* _SET TASK_
Here are some records. Copy each one exactly.

* _INPUT MATERIAL_
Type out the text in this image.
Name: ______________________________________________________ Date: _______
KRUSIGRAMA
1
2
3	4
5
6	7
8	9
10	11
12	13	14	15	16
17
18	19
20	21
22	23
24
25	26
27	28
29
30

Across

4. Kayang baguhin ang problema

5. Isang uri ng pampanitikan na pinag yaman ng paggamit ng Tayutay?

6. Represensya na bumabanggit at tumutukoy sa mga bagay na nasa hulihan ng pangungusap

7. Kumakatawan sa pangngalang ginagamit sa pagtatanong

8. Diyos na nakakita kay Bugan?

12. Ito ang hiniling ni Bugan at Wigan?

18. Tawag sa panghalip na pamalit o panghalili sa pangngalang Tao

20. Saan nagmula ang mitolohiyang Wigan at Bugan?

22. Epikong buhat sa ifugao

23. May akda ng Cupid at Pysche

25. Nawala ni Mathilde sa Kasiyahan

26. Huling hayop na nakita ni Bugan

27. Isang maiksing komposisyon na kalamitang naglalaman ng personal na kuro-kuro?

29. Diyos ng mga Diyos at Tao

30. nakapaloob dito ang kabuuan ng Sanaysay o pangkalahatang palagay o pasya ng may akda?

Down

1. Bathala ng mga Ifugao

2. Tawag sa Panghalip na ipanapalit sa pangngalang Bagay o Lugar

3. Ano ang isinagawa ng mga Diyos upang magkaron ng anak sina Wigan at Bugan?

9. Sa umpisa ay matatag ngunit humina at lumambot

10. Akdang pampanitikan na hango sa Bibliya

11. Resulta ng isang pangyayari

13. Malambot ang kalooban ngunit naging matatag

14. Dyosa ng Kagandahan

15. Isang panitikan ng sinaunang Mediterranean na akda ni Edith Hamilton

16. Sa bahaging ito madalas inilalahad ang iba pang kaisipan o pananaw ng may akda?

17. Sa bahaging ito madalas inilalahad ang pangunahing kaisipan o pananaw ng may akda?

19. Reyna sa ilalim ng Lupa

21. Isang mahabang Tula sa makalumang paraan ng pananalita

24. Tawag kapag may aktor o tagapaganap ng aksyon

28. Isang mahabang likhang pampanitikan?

* _FULL OUTPUT_
Type out the text in this image.
Name: ______________________________________________________ Date: _______
KRUSIGRAMA
1
2
3	4
5
6	7
8	9
10	11
12	13	14	15	16
17
18	19
20	21
22	23
24
25	26
27	28
29
30

Across

4. Kayang baguhin ang problema

5. Isang uri ng pampanitikan na pinag yaman ng paggamit ng Tayutay?

6. Represensya na bumabanggit at tumutukoy sa mga bagay na nasa hulihan ng pangungusap

7. Kumakatawan sa pangngalang ginagamit sa pagtatanong

8. Diyos na nakakita kay Bugan?

12. Ito ang hiniling ni Bugan at Wigan?

18. Tawag sa panghalip na pamalit o panghalili sa pangngalang Tao

20. Saan nagmula ang mitolohiyang Wigan at Bugan?

22. Epikong buhat sa ifugao

23. May akda ng Cupid at Pysche

25. Nawala ni Mathilde sa Kasiyahan

26. Huling hayop na nakita ni Bugan

27. Isang maiksing komposisyon na kalamitang naglalaman ng personal na kuro-kuro?

29. Diyos ng mga Diyos at Tao

30. nakapaloob dito ang kabuuan ng Sanaysay o pangkalahatang palagay o pasya ng may akda?

Down

1. Bathala ng mga Ifugao

2. Tawag sa Panghalip na ipanapalit sa pangngalang Bagay o Lugar

3. Ano ang isinagawa ng mga Diyos upang magkaron ng anak sina Wigan at Bugan?

9. Sa umpisa ay matatag ngunit humina at lumambot

10. Akdang pampanitikan na hango sa Bibliya

11. Resulta ng isang pangyayari

13. Malambot ang kalooban ngunit naging matatag

14. Dyosa ng Kagandahan

15. Isang panitikan ng sinaunang Mediterranean na akda ni Edith Hamilton

16. Sa bahaging ito madalas inilalahad ang iba pang kaisipan o pananaw ng may akda?

17. Sa bahaging ito madalas inilalahad ang pangunahing kaisipan o pananaw ng may akda?

19. Reyna sa ilalim ng Lupa

21. Isang mahabang Tula sa makalumang paraan ng pananalita

24. Tawag kapag may aktor o tagapaganap ng aksyon

28. Isang mahabang likhang pampanitikan?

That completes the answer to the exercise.